Items from a figure collection:
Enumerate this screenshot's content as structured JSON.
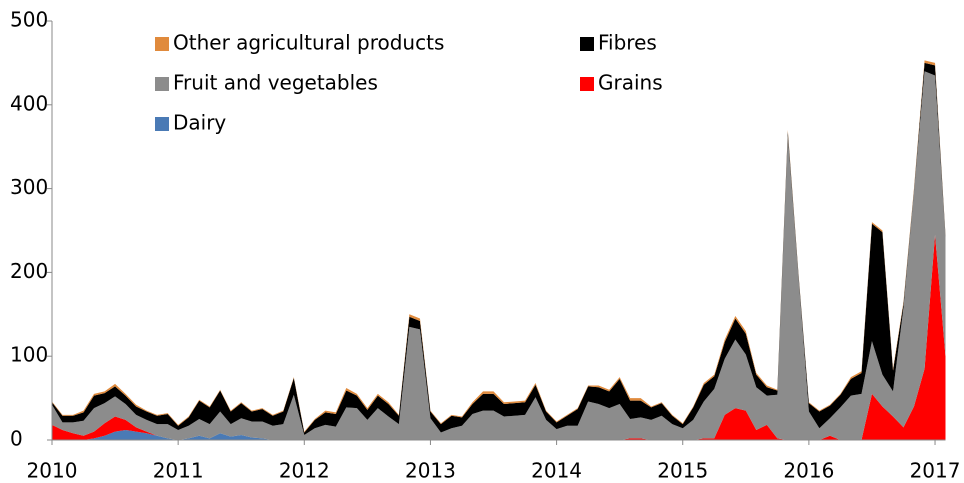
{
  "chart_data": {
    "type": "stacked_area",
    "x": [
      2010,
      2010.083,
      2010.167,
      2010.25,
      2010.333,
      2010.417,
      2010.5,
      2010.583,
      2010.667,
      2010.75,
      2010.833,
      2010.917,
      2011,
      2011.083,
      2011.167,
      2011.25,
      2011.333,
      2011.417,
      2011.5,
      2011.583,
      2011.667,
      2011.75,
      2011.833,
      2011.917,
      2012,
      2012.083,
      2012.167,
      2012.25,
      2012.333,
      2012.417,
      2012.5,
      2012.583,
      2012.667,
      2012.75,
      2012.833,
      2012.917,
      2013,
      2013.083,
      2013.167,
      2013.25,
      2013.333,
      2013.417,
      2013.5,
      2013.583,
      2013.667,
      2013.75,
      2013.833,
      2013.917,
      2014,
      2014.083,
      2014.167,
      2014.25,
      2014.333,
      2014.417,
      2014.5,
      2014.583,
      2014.667,
      2014.75,
      2014.833,
      2014.917,
      2015,
      2015.083,
      2015.167,
      2015.25,
      2015.333,
      2015.417,
      2015.5,
      2015.583,
      2015.667,
      2015.75,
      2015.833,
      2015.917,
      2016,
      2016.083,
      2016.167,
      2016.25,
      2016.333,
      2016.417,
      2016.5,
      2016.583,
      2016.667,
      2016.75,
      2016.833,
      2016.917,
      2017,
      2017.083
    ],
    "series": [
      {
        "name": "Dairy",
        "color": "#4a7ab5",
        "values": [
          0,
          0,
          0,
          0,
          2,
          5,
          10,
          12,
          10,
          8,
          5,
          2,
          0,
          2,
          5,
          2,
          8,
          4,
          6,
          3,
          2,
          0,
          0,
          0,
          0,
          0,
          0,
          0,
          0,
          0,
          0,
          0,
          0,
          0,
          0,
          0,
          0,
          0,
          0,
          0,
          0,
          0,
          0,
          0,
          0,
          0,
          0,
          0,
          0,
          0,
          0,
          0,
          0,
          0,
          0,
          0,
          0,
          0,
          0,
          0,
          0,
          0,
          0,
          0,
          0,
          0,
          0,
          0,
          0,
          0,
          0,
          0,
          0,
          0,
          0,
          0,
          0,
          0,
          0,
          0,
          0,
          0,
          0,
          0,
          0,
          0
        ]
      },
      {
        "name": "Grains",
        "color": "#ff0000",
        "values": [
          18,
          12,
          8,
          5,
          8,
          15,
          18,
          12,
          5,
          2,
          0,
          0,
          0,
          0,
          0,
          0,
          0,
          0,
          0,
          0,
          0,
          0,
          0,
          0,
          0,
          0,
          0,
          0,
          0,
          0,
          0,
          0,
          0,
          0,
          0,
          0,
          0,
          0,
          0,
          0,
          0,
          0,
          0,
          0,
          0,
          0,
          0,
          0,
          0,
          0,
          0,
          0,
          0,
          0,
          0,
          2,
          2,
          0,
          0,
          0,
          0,
          0,
          2,
          2,
          30,
          38,
          35,
          12,
          18,
          2,
          0,
          0,
          0,
          0,
          5,
          0,
          0,
          0,
          55,
          40,
          28,
          15,
          40,
          85,
          245,
          100
        ]
      },
      {
        "name": "Fruit and vegetables",
        "color": "#8c8c8c",
        "values": [
          24,
          9,
          13,
          18,
          28,
          24,
          24,
          19,
          15,
          14,
          14,
          17,
          12,
          15,
          20,
          17,
          26,
          15,
          20,
          19,
          20,
          17,
          19,
          54,
          6,
          14,
          18,
          16,
          39,
          38,
          24,
          38,
          28,
          19,
          135,
          132,
          26,
          9,
          14,
          17,
          31,
          35,
          35,
          28,
          29,
          30,
          51,
          24,
          13,
          17,
          17,
          46,
          43,
          38,
          43,
          23,
          25,
          24,
          29,
          19,
          14,
          24,
          44,
          59,
          67,
          82,
          67,
          51,
          35,
          52,
          363,
          196,
          34,
          14,
          21,
          39,
          53,
          55,
          63,
          38,
          30,
          143,
          256,
          355,
          190,
          142
        ]
      },
      {
        "name": "Fibres",
        "color": "#000000",
        "values": [
          3,
          8,
          8,
          10,
          15,
          12,
          12,
          10,
          10,
          10,
          10,
          12,
          5,
          10,
          22,
          20,
          25,
          15,
          18,
          12,
          15,
          12,
          15,
          20,
          3,
          10,
          15,
          15,
          20,
          15,
          12,
          15,
          15,
          10,
          12,
          10,
          8,
          10,
          15,
          10,
          12,
          20,
          20,
          15,
          15,
          15,
          15,
          10,
          8,
          12,
          20,
          18,
          20,
          20,
          30,
          22,
          20,
          15,
          15,
          10,
          5,
          15,
          20,
          15,
          20,
          25,
          25,
          15,
          10,
          5,
          5,
          3,
          10,
          20,
          15,
          15,
          20,
          25,
          140,
          170,
          25,
          5,
          2,
          10,
          12,
          2
        ]
      },
      {
        "name": "Other agricultural products",
        "color": "#e08a3c",
        "values": [
          1,
          1,
          1,
          2,
          2,
          2,
          3,
          2,
          2,
          1,
          1,
          1,
          1,
          1,
          1,
          1,
          1,
          1,
          1,
          1,
          1,
          1,
          1,
          1,
          1,
          1,
          2,
          2,
          3,
          2,
          2,
          2,
          2,
          1,
          3,
          3,
          1,
          1,
          1,
          1,
          2,
          3,
          3,
          2,
          2,
          2,
          2,
          1,
          1,
          1,
          1,
          1,
          2,
          2,
          2,
          3,
          3,
          1,
          1,
          1,
          1,
          1,
          2,
          2,
          3,
          3,
          3,
          2,
          2,
          1,
          2,
          1,
          1,
          1,
          1,
          1,
          2,
          2,
          2,
          2,
          2,
          2,
          2,
          3,
          3,
          1
        ]
      }
    ],
    "xlim": [
      2010,
      2017.083
    ],
    "xticks": [
      2010,
      2011,
      2012,
      2013,
      2014,
      2015,
      2016,
      2017
    ],
    "ylim": [
      0,
      500
    ],
    "yticks": [
      0,
      100,
      200,
      300,
      400,
      500
    ],
    "grid": false,
    "legend": "upper left"
  }
}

## REQUIREMENT
Output, exactly, all the records above; include no pictures.

## OUTPUT FOR THIS TASK
Enumerate this screenshot's content as structured JSON.
{
  "chart_data": {
    "type": "stacked_area",
    "x": [
      2010,
      2010.083,
      2010.167,
      2010.25,
      2010.333,
      2010.417,
      2010.5,
      2010.583,
      2010.667,
      2010.75,
      2010.833,
      2010.917,
      2011,
      2011.083,
      2011.167,
      2011.25,
      2011.333,
      2011.417,
      2011.5,
      2011.583,
      2011.667,
      2011.75,
      2011.833,
      2011.917,
      2012,
      2012.083,
      2012.167,
      2012.25,
      2012.333,
      2012.417,
      2012.5,
      2012.583,
      2012.667,
      2012.75,
      2012.833,
      2012.917,
      2013,
      2013.083,
      2013.167,
      2013.25,
      2013.333,
      2013.417,
      2013.5,
      2013.583,
      2013.667,
      2013.75,
      2013.833,
      2013.917,
      2014,
      2014.083,
      2014.167,
      2014.25,
      2014.333,
      2014.417,
      2014.5,
      2014.583,
      2014.667,
      2014.75,
      2014.833,
      2014.917,
      2015,
      2015.083,
      2015.167,
      2015.25,
      2015.333,
      2015.417,
      2015.5,
      2015.583,
      2015.667,
      2015.75,
      2015.833,
      2015.917,
      2016,
      2016.083,
      2016.167,
      2016.25,
      2016.333,
      2016.417,
      2016.5,
      2016.583,
      2016.667,
      2016.75,
      2016.833,
      2016.917,
      2017,
      2017.083
    ],
    "series": [
      {
        "name": "Dairy",
        "color": "#4a7ab5",
        "values": [
          0,
          0,
          0,
          0,
          2,
          5,
          10,
          12,
          10,
          8,
          5,
          2,
          0,
          2,
          5,
          2,
          8,
          4,
          6,
          3,
          2,
          0,
          0,
          0,
          0,
          0,
          0,
          0,
          0,
          0,
          0,
          0,
          0,
          0,
          0,
          0,
          0,
          0,
          0,
          0,
          0,
          0,
          0,
          0,
          0,
          0,
          0,
          0,
          0,
          0,
          0,
          0,
          0,
          0,
          0,
          0,
          0,
          0,
          0,
          0,
          0,
          0,
          0,
          0,
          0,
          0,
          0,
          0,
          0,
          0,
          0,
          0,
          0,
          0,
          0,
          0,
          0,
          0,
          0,
          0,
          0,
          0,
          0,
          0,
          0,
          0
        ]
      },
      {
        "name": "Grains",
        "color": "#ff0000",
        "values": [
          18,
          12,
          8,
          5,
          8,
          15,
          18,
          12,
          5,
          2,
          0,
          0,
          0,
          0,
          0,
          0,
          0,
          0,
          0,
          0,
          0,
          0,
          0,
          0,
          0,
          0,
          0,
          0,
          0,
          0,
          0,
          0,
          0,
          0,
          0,
          0,
          0,
          0,
          0,
          0,
          0,
          0,
          0,
          0,
          0,
          0,
          0,
          0,
          0,
          0,
          0,
          0,
          0,
          0,
          0,
          2,
          2,
          0,
          0,
          0,
          0,
          0,
          2,
          2,
          30,
          38,
          35,
          12,
          18,
          2,
          0,
          0,
          0,
          0,
          5,
          0,
          0,
          0,
          55,
          40,
          28,
          15,
          40,
          85,
          245,
          100
        ]
      },
      {
        "name": "Fruit and vegetables",
        "color": "#8c8c8c",
        "values": [
          24,
          9,
          13,
          18,
          28,
          24,
          24,
          19,
          15,
          14,
          14,
          17,
          12,
          15,
          20,
          17,
          26,
          15,
          20,
          19,
          20,
          17,
          19,
          54,
          6,
          14,
          18,
          16,
          39,
          38,
          24,
          38,
          28,
          19,
          135,
          132,
          26,
          9,
          14,
          17,
          31,
          35,
          35,
          28,
          29,
          30,
          51,
          24,
          13,
          17,
          17,
          46,
          43,
          38,
          43,
          23,
          25,
          24,
          29,
          19,
          14,
          24,
          44,
          59,
          67,
          82,
          67,
          51,
          35,
          52,
          363,
          196,
          34,
          14,
          21,
          39,
          53,
          55,
          63,
          38,
          30,
          143,
          256,
          355,
          190,
          142
        ]
      },
      {
        "name": "Fibres",
        "color": "#000000",
        "values": [
          3,
          8,
          8,
          10,
          15,
          12,
          12,
          10,
          10,
          10,
          10,
          12,
          5,
          10,
          22,
          20,
          25,
          15,
          18,
          12,
          15,
          12,
          15,
          20,
          3,
          10,
          15,
          15,
          20,
          15,
          12,
          15,
          15,
          10,
          12,
          10,
          8,
          10,
          15,
          10,
          12,
          20,
          20,
          15,
          15,
          15,
          15,
          10,
          8,
          12,
          20,
          18,
          20,
          20,
          30,
          22,
          20,
          15,
          15,
          10,
          5,
          15,
          20,
          15,
          20,
          25,
          25,
          15,
          10,
          5,
          5,
          3,
          10,
          20,
          15,
          15,
          20,
          25,
          140,
          170,
          25,
          5,
          2,
          10,
          12,
          2
        ]
      },
      {
        "name": "Other agricultural products",
        "color": "#e08a3c",
        "values": [
          1,
          1,
          1,
          2,
          2,
          2,
          3,
          2,
          2,
          1,
          1,
          1,
          1,
          1,
          1,
          1,
          1,
          1,
          1,
          1,
          1,
          1,
          1,
          1,
          1,
          1,
          2,
          2,
          3,
          2,
          2,
          2,
          2,
          1,
          3,
          3,
          1,
          1,
          1,
          1,
          2,
          3,
          3,
          2,
          2,
          2,
          2,
          1,
          1,
          1,
          1,
          1,
          2,
          2,
          2,
          3,
          3,
          1,
          1,
          1,
          1,
          1,
          2,
          2,
          3,
          3,
          3,
          2,
          2,
          1,
          2,
          1,
          1,
          1,
          1,
          1,
          2,
          2,
          2,
          2,
          2,
          2,
          2,
          3,
          3,
          1
        ]
      }
    ],
    "xlim": [
      2010,
      2017.083
    ],
    "xticks": [
      2010,
      2011,
      2012,
      2013,
      2014,
      2015,
      2016,
      2017
    ],
    "ylim": [
      0,
      500
    ],
    "yticks": [
      0,
      100,
      200,
      300,
      400,
      500
    ],
    "grid": false,
    "legend": "upper left"
  }
}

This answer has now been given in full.